## Requirement
Exactly as written, quote every line that follows, skipping the images.

## Records to use
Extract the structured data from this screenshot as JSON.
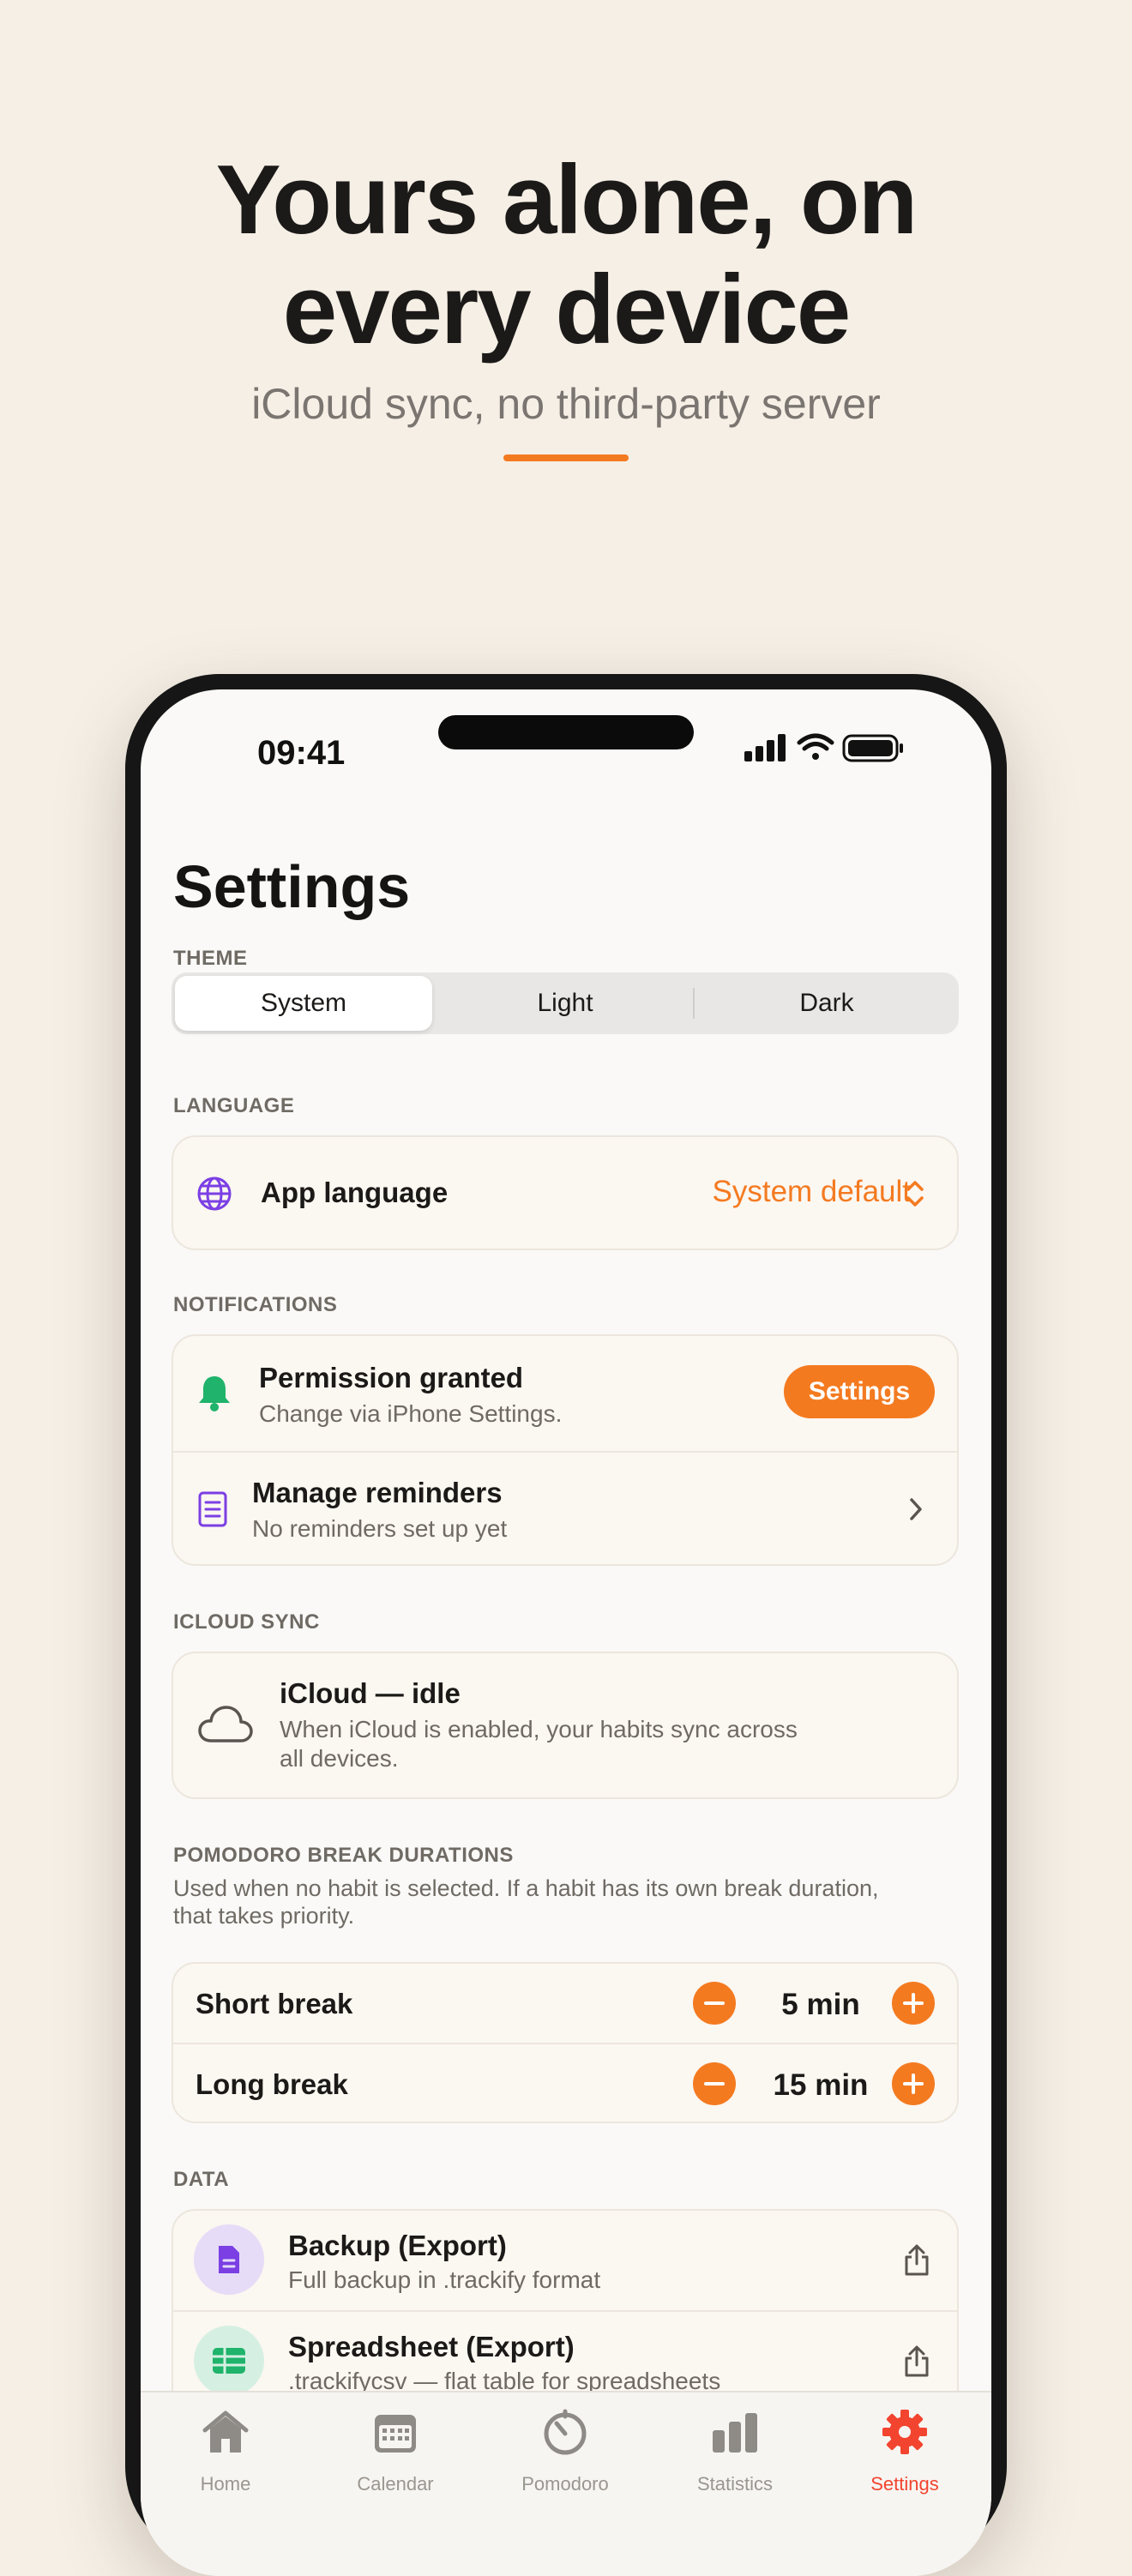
{
  "hero": {
    "title_line1": "Yours alone, on",
    "title_line2": "every device",
    "subtitle": "iCloud sync, no third-party server"
  },
  "status": {
    "time": "09:41"
  },
  "page_title": "Settings",
  "theme": {
    "label": "THEME",
    "options": [
      "System",
      "Light",
      "Dark"
    ],
    "selected": "System"
  },
  "language": {
    "label": "LANGUAGE",
    "row_title": "App language",
    "value": "System default"
  },
  "notifications": {
    "label": "NOTIFICATIONS",
    "permission_title": "Permission granted",
    "permission_sub": "Change via iPhone Settings.",
    "settings_button": "Settings",
    "reminders_title": "Manage reminders",
    "reminders_sub": "No reminders set up yet"
  },
  "icloud": {
    "label": "ICLOUD SYNC",
    "title": "iCloud — idle",
    "desc_line1": "When iCloud is enabled, your habits sync across",
    "desc_line2": "all devices."
  },
  "pomodoro": {
    "label": "POMODORO BREAK DURATIONS",
    "help_line1": "Used when no habit is selected. If a habit has its own break duration,",
    "help_line2": "that takes priority.",
    "short_label": "Short break",
    "short_value": "5 min",
    "long_label": "Long break",
    "long_value": "15 min"
  },
  "data": {
    "label": "DATA",
    "backup_title": "Backup (Export)",
    "backup_sub": "Full backup in .trackify format",
    "sheet_title": "Spreadsheet (Export)",
    "sheet_sub": ".trackifycsv — flat table for spreadsheets"
  },
  "tabs": [
    {
      "label": "Home"
    },
    {
      "label": "Calendar"
    },
    {
      "label": "Pomodoro"
    },
    {
      "label": "Statistics"
    },
    {
      "label": "Settings"
    }
  ],
  "colors": {
    "accent": "#f47a20",
    "active_tab": "#f2442f",
    "bell": "#1fb36b",
    "purple": "#7b3fe4"
  }
}
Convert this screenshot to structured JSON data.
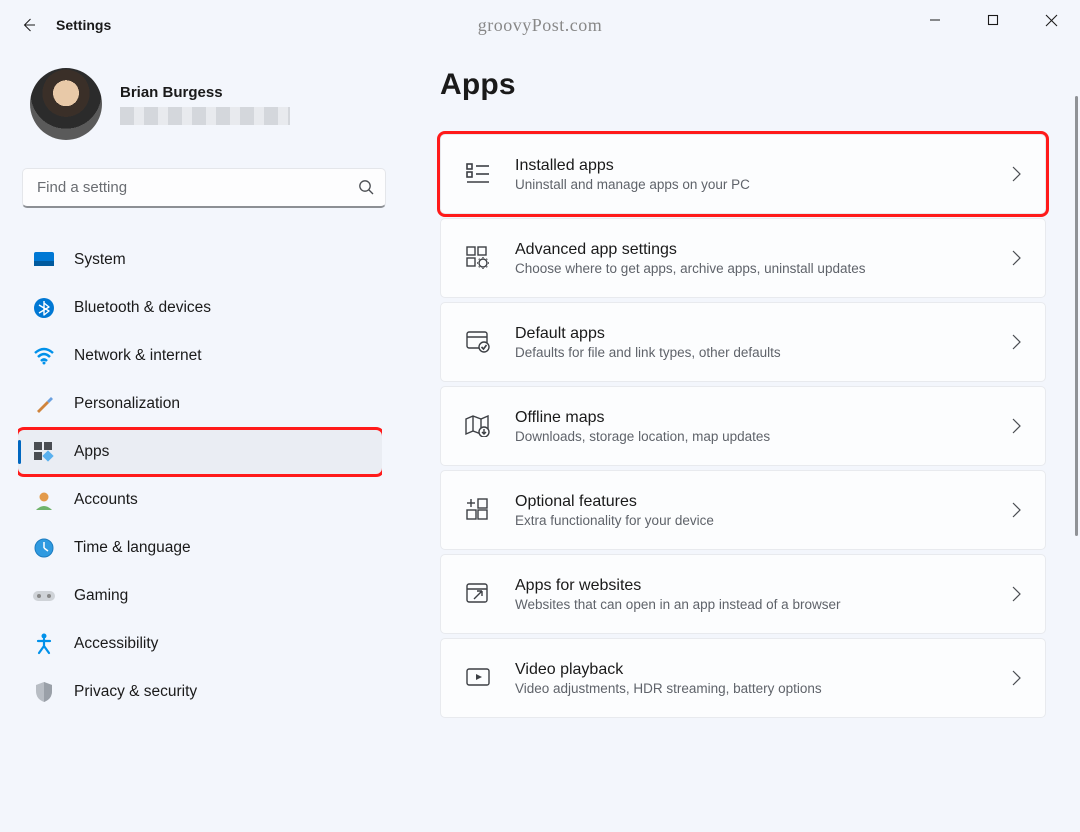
{
  "titlebar": {
    "title": "Settings",
    "watermark": "groovyPost.com"
  },
  "account": {
    "name": "Brian Burgess"
  },
  "search": {
    "placeholder": "Find a setting"
  },
  "sidebar": {
    "items": [
      {
        "id": "system",
        "label": "System"
      },
      {
        "id": "bluetooth",
        "label": "Bluetooth & devices"
      },
      {
        "id": "network",
        "label": "Network & internet"
      },
      {
        "id": "personalization",
        "label": "Personalization"
      },
      {
        "id": "apps",
        "label": "Apps",
        "selected": true
      },
      {
        "id": "accounts",
        "label": "Accounts"
      },
      {
        "id": "timelang",
        "label": "Time & language"
      },
      {
        "id": "gaming",
        "label": "Gaming"
      },
      {
        "id": "accessibility",
        "label": "Accessibility"
      },
      {
        "id": "privacy",
        "label": "Privacy & security"
      }
    ]
  },
  "page": {
    "title": "Apps",
    "cards": [
      {
        "id": "installed",
        "title": "Installed apps",
        "sub": "Uninstall and manage apps on your PC",
        "highlight": true
      },
      {
        "id": "advanced",
        "title": "Advanced app settings",
        "sub": "Choose where to get apps, archive apps, uninstall updates"
      },
      {
        "id": "default",
        "title": "Default apps",
        "sub": "Defaults for file and link types, other defaults"
      },
      {
        "id": "offlinemaps",
        "title": "Offline maps",
        "sub": "Downloads, storage location, map updates"
      },
      {
        "id": "optional",
        "title": "Optional features",
        "sub": "Extra functionality for your device"
      },
      {
        "id": "websites",
        "title": "Apps for websites",
        "sub": "Websites that can open in an app instead of a browser"
      },
      {
        "id": "video",
        "title": "Video playback",
        "sub": "Video adjustments, HDR streaming, battery options"
      }
    ]
  }
}
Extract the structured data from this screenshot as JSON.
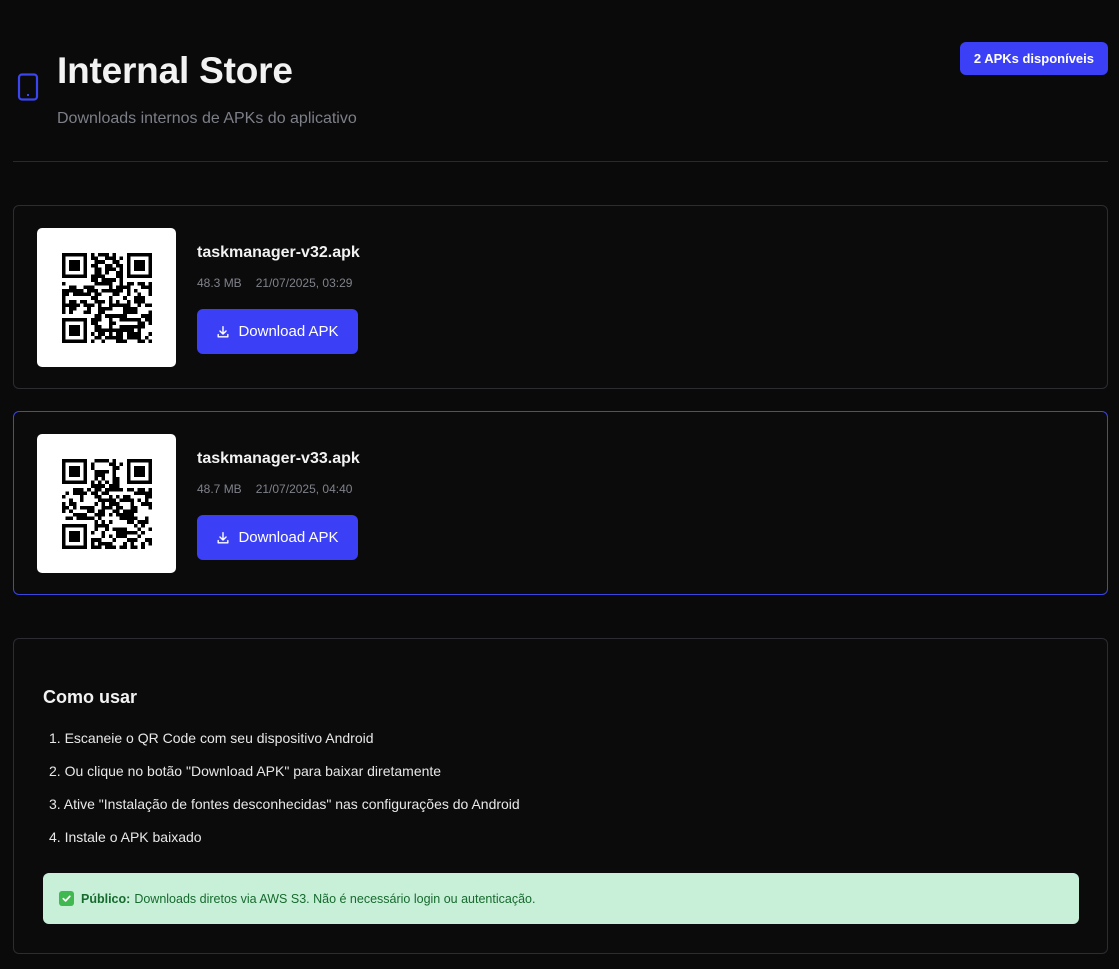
{
  "header": {
    "title": "Internal Store",
    "subtitle": "Downloads internos de APKs do aplicativo",
    "badge": "2 APKs disponíveis",
    "icon": "smartphone-icon"
  },
  "apks": [
    {
      "name": "taskmanager-v32.apk",
      "size": "48.3 MB",
      "date": "21/07/2025, 03:29",
      "button_label": "Download APK",
      "selected": false
    },
    {
      "name": "taskmanager-v33.apk",
      "size": "48.7 MB",
      "date": "21/07/2025, 04:40",
      "button_label": "Download APK",
      "selected": true
    }
  ],
  "help": {
    "title": "Como usar",
    "steps": [
      "1. Escaneie o QR Code com seu dispositivo Android",
      "2. Ou clique no botão \"Download APK\" para baixar diretamente",
      "3. Ative \"Instalação de fontes desconhecidas\" nas configurações do Android",
      "4. Instale o APK baixado"
    ],
    "notice_label": "Público:",
    "notice_text": "Downloads diretos via AWS S3. Não é necessário login ou autenticação."
  },
  "colors": {
    "accent": "#3b3ff5",
    "background": "#0a0a0b",
    "notice_bg": "#c8f0d8",
    "notice_text": "#166a2e"
  }
}
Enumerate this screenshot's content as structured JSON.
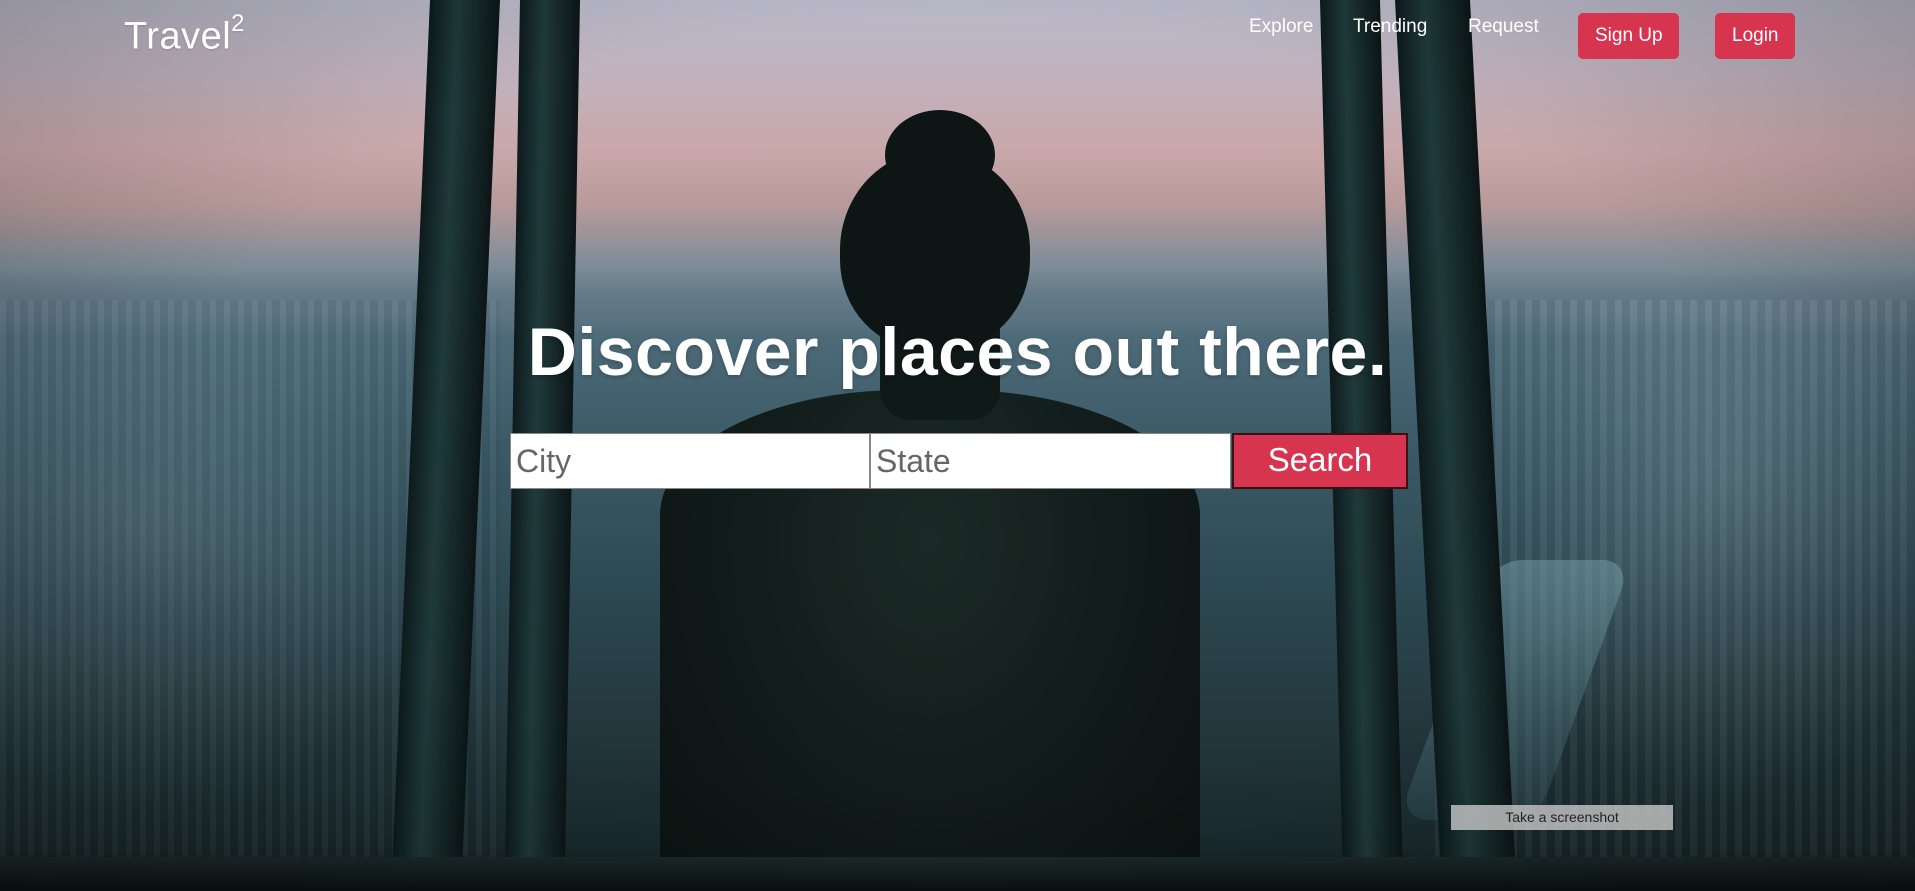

## Reply
Extract the structured data from this screenshot as JSON.
{
  "hero": {
    "title_line1": "Yours alone, on",
    "title_line2": "every device",
    "subtitle": "iCloud sync, no third-party server"
  },
  "status": {
    "time": "09:41"
  },
  "page_title": "Settings",
  "theme": {
    "label": "THEME",
    "options": [
      "System",
      "Light",
      "Dark"
    ],
    "selected": "System"
  },
  "language": {
    "label": "LANGUAGE",
    "row_title": "App language",
    "value": "System default"
  },
  "notifications": {
    "label": "NOTIFICATIONS",
    "permission_title": "Permission granted",
    "permission_sub": "Change via iPhone Settings.",
    "settings_button": "Settings",
    "reminders_title": "Manage reminders",
    "reminders_sub": "No reminders set up yet"
  },
  "icloud": {
    "label": "ICLOUD SYNC",
    "title": "iCloud — idle",
    "desc_line1": "When iCloud is enabled, your habits sync across",
    "desc_line2": "all devices."
  },
  "pomodoro": {
    "label": "POMODORO BREAK DURATIONS",
    "help_line1": "Used when no habit is selected. If a habit has its own break duration,",
    "help_line2": "that takes priority.",
    "short_label": "Short break",
    "short_value": "5 min",
    "long_label": "Long break",
    "long_value": "15 min"
  },
  "data": {
    "label": "DATA",
    "backup_title": "Backup (Export)",
    "backup_sub": "Full backup in .trackify format",
    "sheet_title": "Spreadsheet (Export)",
    "sheet_sub": ".trackifycsv — flat table for spreadsheets"
  },
  "tabs": [
    {
      "label": "Home"
    },
    {
      "label": "Calendar"
    },
    {
      "label": "Pomodoro"
    },
    {
      "label": "Statistics"
    },
    {
      "label": "Settings"
    }
  ],
  "colors": {
    "accent": "#f47a20",
    "active_tab": "#f2442f",
    "bell": "#1fb36b",
    "purple": "#7b3fe4"
  }
}
Convert this screenshot to structured JSON data.
{
  "titlebar": {
    "title": "Settings",
    "watermark": "groovyPost.com"
  },
  "account": {
    "name": "Brian Burgess"
  },
  "search": {
    "placeholder": "Find a setting"
  },
  "sidebar": {
    "items": [
      {
        "id": "system",
        "label": "System"
      },
      {
        "id": "bluetooth",
        "label": "Bluetooth & devices"
      },
      {
        "id": "network",
        "label": "Network & internet"
      },
      {
        "id": "personalization",
        "label": "Personalization"
      },
      {
        "id": "apps",
        "label": "Apps",
        "selected": true
      },
      {
        "id": "accounts",
        "label": "Accounts"
      },
      {
        "id": "timelang",
        "label": "Time & language"
      },
      {
        "id": "gaming",
        "label": "Gaming"
      },
      {
        "id": "accessibility",
        "label": "Accessibility"
      },
      {
        "id": "privacy",
        "label": "Privacy & security"
      }
    ]
  },
  "page": {
    "title": "Apps",
    "cards": [
      {
        "id": "installed",
        "title": "Installed apps",
        "sub": "Uninstall and manage apps on your PC",
        "highlight": true
      },
      {
        "id": "advanced",
        "title": "Advanced app settings",
        "sub": "Choose where to get apps, archive apps, uninstall updates"
      },
      {
        "id": "default",
        "title": "Default apps",
        "sub": "Defaults for file and link types, other defaults"
      },
      {
        "id": "offlinemaps",
        "title": "Offline maps",
        "sub": "Downloads, storage location, map updates"
      },
      {
        "id": "optional",
        "title": "Optional features",
        "sub": "Extra functionality for your device"
      },
      {
        "id": "websites",
        "title": "Apps for websites",
        "sub": "Websites that can open in an app instead of a browser"
      },
      {
        "id": "video",
        "title": "Video playback",
        "sub": "Video adjustments, HDR streaming, battery options"
      }
    ]
  }
}
Extract the structured data from this screenshot as JSON.
{
  "header": {
    "title": "Internal Store",
    "subtitle": "Downloads internos de APKs do aplicativo",
    "badge": "2 APKs disponíveis",
    "icon": "smartphone-icon"
  },
  "apks": [
    {
      "name": "taskmanager-v32.apk",
      "size": "48.3 MB",
      "date": "21/07/2025, 03:29",
      "button_label": "Download APK",
      "selected": false
    },
    {
      "name": "taskmanager-v33.apk",
      "size": "48.7 MB",
      "date": "21/07/2025, 04:40",
      "button_label": "Download APK",
      "selected": true
    }
  ],
  "help": {
    "title": "Como usar",
    "steps": [
      "1. Escaneie o QR Code com seu dispositivo Android",
      "2. Ou clique no botão \"Download APK\" para baixar diretamente",
      "3. Ative \"Instalação de fontes desconhecidas\" nas configurações do Android",
      "4. Instale o APK baixado"
    ],
    "notice_label": "Público:",
    "notice_text": "Downloads diretos via AWS S3. Não é necessário login ou autenticação."
  },
  "colors": {
    "accent": "#3b3ff5",
    "background": "#0a0a0b",
    "notice_bg": "#c8f0d8",
    "notice_text": "#166a2e"
  }
}
Enumerate this screenshot's content as structured JSON.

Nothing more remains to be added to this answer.